● **Given problem**: Note each line that includes the word "stopped". Copy those lines.
begin Recorded information
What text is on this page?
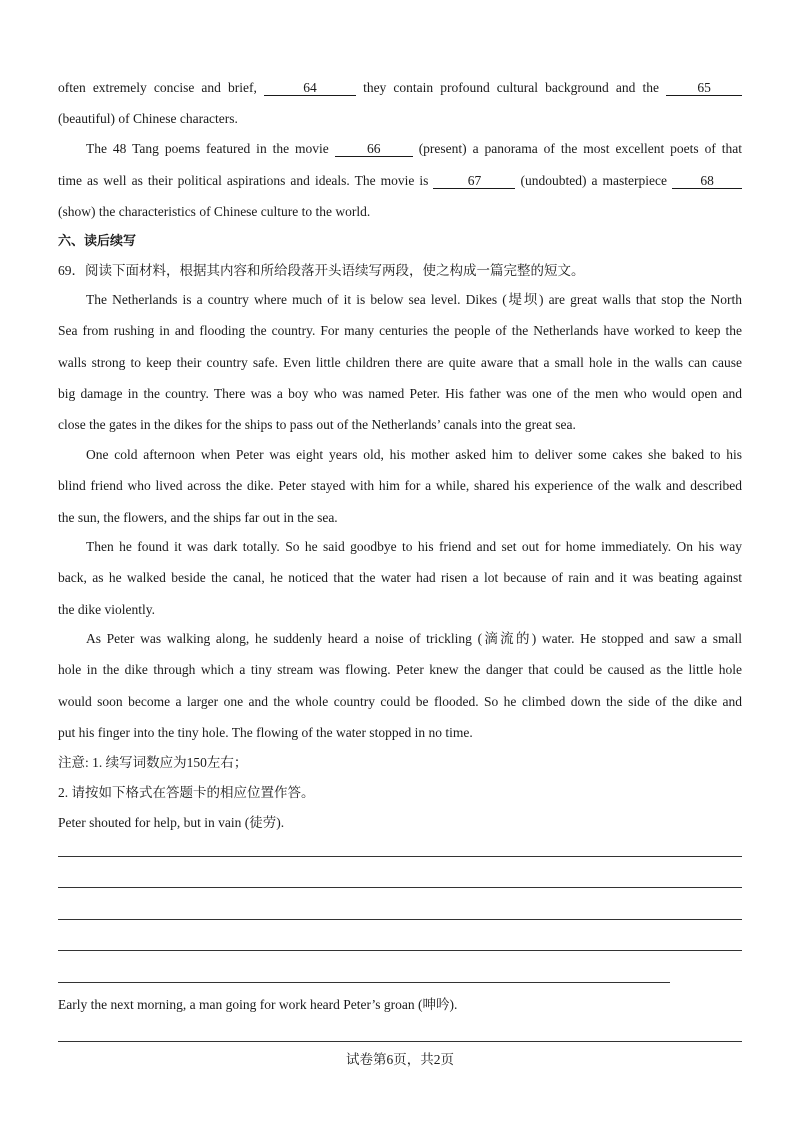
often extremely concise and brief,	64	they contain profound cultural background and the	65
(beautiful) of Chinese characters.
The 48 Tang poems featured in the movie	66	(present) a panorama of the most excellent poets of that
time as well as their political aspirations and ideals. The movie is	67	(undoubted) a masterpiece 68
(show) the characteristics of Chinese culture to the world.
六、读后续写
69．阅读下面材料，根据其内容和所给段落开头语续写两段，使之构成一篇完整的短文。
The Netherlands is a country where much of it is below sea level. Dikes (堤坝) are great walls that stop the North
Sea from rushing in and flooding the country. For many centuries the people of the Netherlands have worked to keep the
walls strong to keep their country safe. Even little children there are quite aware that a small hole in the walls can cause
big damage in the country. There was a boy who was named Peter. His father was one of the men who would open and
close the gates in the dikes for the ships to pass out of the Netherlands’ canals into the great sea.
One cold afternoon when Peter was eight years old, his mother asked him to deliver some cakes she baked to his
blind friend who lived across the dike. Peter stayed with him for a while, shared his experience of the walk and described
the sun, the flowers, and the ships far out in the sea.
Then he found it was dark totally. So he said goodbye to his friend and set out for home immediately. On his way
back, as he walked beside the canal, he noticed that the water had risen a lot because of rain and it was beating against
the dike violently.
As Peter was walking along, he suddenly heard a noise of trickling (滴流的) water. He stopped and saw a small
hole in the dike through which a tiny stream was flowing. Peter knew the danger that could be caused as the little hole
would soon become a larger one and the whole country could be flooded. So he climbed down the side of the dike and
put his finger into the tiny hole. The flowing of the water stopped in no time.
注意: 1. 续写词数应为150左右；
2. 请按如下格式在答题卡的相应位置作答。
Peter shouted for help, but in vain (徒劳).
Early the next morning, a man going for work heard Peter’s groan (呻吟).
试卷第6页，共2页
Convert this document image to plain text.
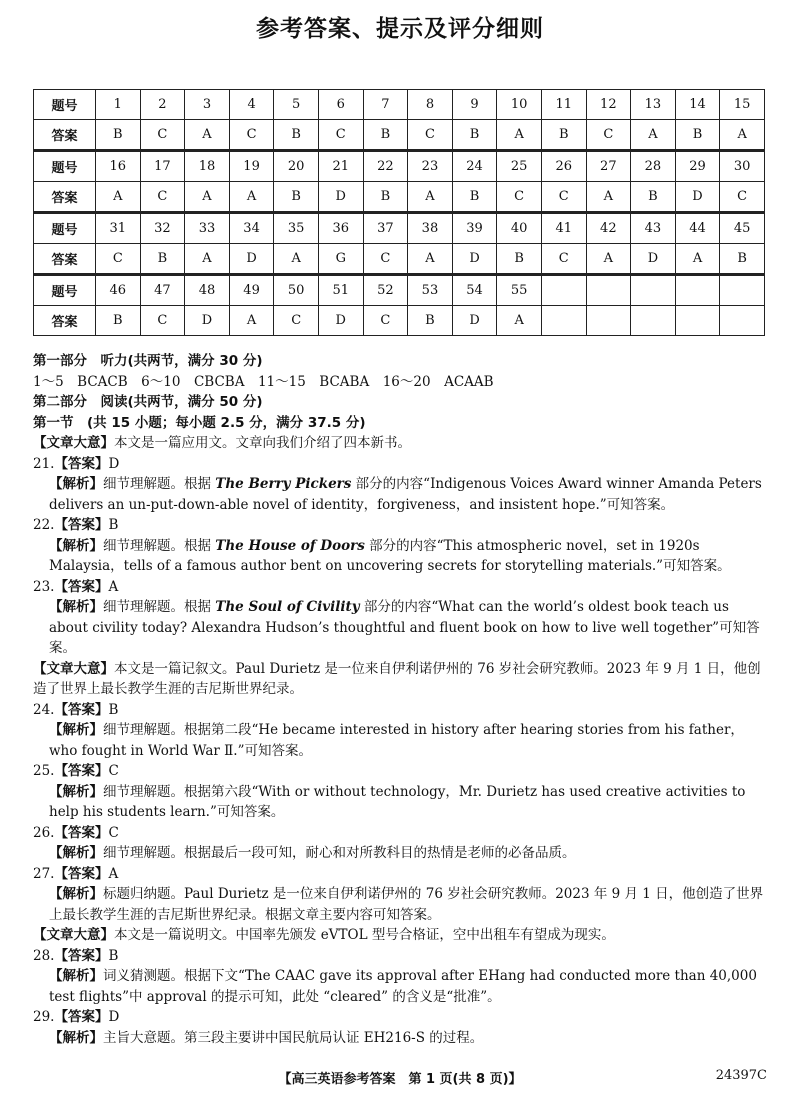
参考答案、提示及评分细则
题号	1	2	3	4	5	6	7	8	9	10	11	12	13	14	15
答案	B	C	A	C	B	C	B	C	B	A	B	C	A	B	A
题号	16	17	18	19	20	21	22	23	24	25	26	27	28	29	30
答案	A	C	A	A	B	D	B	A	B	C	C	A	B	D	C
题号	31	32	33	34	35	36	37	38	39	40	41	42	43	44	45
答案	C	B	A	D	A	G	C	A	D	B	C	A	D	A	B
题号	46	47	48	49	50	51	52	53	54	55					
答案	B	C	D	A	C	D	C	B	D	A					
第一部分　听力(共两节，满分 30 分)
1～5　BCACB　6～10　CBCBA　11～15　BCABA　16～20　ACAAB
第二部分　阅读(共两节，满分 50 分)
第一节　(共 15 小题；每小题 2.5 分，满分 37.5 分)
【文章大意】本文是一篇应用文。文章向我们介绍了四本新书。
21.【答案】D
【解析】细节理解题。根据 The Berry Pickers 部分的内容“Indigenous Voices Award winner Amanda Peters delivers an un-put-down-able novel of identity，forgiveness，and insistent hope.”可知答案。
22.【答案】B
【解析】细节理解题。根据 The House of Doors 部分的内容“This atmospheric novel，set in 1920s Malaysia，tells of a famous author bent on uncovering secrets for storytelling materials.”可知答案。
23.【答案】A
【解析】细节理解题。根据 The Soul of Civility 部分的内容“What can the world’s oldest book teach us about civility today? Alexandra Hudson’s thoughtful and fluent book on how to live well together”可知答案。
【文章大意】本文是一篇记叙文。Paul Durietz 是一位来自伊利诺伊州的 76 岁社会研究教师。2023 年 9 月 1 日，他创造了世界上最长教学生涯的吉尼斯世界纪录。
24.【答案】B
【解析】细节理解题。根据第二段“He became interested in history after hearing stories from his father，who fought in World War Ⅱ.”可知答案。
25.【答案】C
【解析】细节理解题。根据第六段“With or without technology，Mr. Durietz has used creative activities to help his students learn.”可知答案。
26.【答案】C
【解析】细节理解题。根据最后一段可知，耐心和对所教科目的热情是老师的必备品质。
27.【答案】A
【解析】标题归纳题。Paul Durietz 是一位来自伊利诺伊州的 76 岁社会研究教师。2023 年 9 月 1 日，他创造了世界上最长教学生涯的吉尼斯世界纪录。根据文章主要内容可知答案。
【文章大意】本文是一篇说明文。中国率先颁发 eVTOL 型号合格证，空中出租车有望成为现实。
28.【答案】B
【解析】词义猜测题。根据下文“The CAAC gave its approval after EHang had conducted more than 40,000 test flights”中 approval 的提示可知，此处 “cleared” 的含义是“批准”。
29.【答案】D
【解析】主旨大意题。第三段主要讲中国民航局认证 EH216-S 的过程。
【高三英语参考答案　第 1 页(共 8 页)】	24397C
end Recorded information
● **Solution to this problem**:
As Peter was walking along, he suddenly heard a noise of trickling (滴流的) water. He stopped and saw a small
put his finger into the tiny hole. The flowing of the water stopped in no time.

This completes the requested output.